Rows from a figure dataset:
+++

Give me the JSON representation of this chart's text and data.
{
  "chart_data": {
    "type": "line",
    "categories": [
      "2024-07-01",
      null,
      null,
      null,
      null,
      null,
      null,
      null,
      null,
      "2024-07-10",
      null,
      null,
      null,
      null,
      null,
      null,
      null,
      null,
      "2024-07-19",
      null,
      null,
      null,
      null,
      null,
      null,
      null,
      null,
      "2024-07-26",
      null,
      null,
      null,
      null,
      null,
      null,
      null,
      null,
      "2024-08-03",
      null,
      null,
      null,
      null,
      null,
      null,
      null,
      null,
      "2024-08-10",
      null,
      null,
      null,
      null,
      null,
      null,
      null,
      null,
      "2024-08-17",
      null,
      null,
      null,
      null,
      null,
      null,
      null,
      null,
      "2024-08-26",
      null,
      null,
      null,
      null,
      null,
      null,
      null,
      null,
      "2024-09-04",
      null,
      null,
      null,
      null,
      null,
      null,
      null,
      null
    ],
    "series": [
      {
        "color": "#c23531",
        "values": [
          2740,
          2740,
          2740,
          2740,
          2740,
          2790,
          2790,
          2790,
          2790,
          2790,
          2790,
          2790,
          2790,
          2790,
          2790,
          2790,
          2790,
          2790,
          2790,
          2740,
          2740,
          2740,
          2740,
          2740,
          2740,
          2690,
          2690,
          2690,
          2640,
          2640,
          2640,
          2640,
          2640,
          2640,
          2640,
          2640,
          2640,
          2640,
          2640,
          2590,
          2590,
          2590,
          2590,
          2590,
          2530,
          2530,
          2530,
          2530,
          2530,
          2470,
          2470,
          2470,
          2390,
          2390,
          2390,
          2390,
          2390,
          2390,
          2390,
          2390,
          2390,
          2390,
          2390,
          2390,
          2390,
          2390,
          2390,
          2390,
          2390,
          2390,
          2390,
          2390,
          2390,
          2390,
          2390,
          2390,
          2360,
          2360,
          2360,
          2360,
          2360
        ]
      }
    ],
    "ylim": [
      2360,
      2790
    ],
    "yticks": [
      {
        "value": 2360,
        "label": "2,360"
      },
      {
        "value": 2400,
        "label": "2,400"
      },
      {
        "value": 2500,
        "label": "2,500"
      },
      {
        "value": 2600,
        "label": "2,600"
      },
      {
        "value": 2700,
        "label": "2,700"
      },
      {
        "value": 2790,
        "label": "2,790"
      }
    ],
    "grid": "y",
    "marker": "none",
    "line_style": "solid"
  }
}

+++

PROBLEM STATEMENT:
Please output the entire listing exactly as it stands.

EXERCISE RESPONSE:
Give me the JSON representation of this chart's text and data.
{
  "chart_data": {
    "type": "line",
    "categories": [
      "2024-07-01",
      null,
      null,
      null,
      null,
      null,
      null,
      null,
      null,
      "2024-07-10",
      null,
      null,
      null,
      null,
      null,
      null,
      null,
      null,
      "2024-07-19",
      null,
      null,
      null,
      null,
      null,
      null,
      null,
      null,
      "2024-07-26",
      null,
      null,
      null,
      null,
      null,
      null,
      null,
      null,
      "2024-08-03",
      null,
      null,
      null,
      null,
      null,
      null,
      null,
      null,
      "2024-08-10",
      null,
      null,
      null,
      null,
      null,
      null,
      null,
      null,
      "2024-08-17",
      null,
      null,
      null,
      null,
      null,
      null,
      null,
      null,
      "2024-08-26",
      null,
      null,
      null,
      null,
      null,
      null,
      null,
      null,
      "2024-09-04",
      null,
      null,
      null,
      null,
      null,
      null,
      null,
      null
    ],
    "series": [
      {
        "color": "#c23531",
        "values": [
          2740,
          2740,
          2740,
          2740,
          2740,
          2790,
          2790,
          2790,
          2790,
          2790,
          2790,
          2790,
          2790,
          2790,
          2790,
          2790,
          2790,
          2790,
          2790,
          2740,
          2740,
          2740,
          2740,
          2740,
          2740,
          2690,
          2690,
          2690,
          2640,
          2640,
          2640,
          2640,
          2640,
          2640,
          2640,
          2640,
          2640,
          2640,
          2640,
          2590,
          2590,
          2590,
          2590,
          2590,
          2530,
          2530,
          2530,
          2530,
          2530,
          2470,
          2470,
          2470,
          2390,
          2390,
          2390,
          2390,
          2390,
          2390,
          2390,
          2390,
          2390,
          2390,
          2390,
          2390,
          2390,
          2390,
          2390,
          2390,
          2390,
          2390,
          2390,
          2390,
          2390,
          2390,
          2390,
          2390,
          2360,
          2360,
          2360,
          2360,
          2360
        ]
      }
    ],
    "ylim": [
      2360,
      2790
    ],
    "yticks": [
      {
        "value": 2360,
        "label": "2,360"
      },
      {
        "value": 2400,
        "label": "2,400"
      },
      {
        "value": 2500,
        "label": "2,500"
      },
      {
        "value": 2600,
        "label": "2,600"
      },
      {
        "value": 2700,
        "label": "2,700"
      },
      {
        "value": 2790,
        "label": "2,790"
      }
    ],
    "grid": "y",
    "marker": "none",
    "line_style": "solid"
  }
}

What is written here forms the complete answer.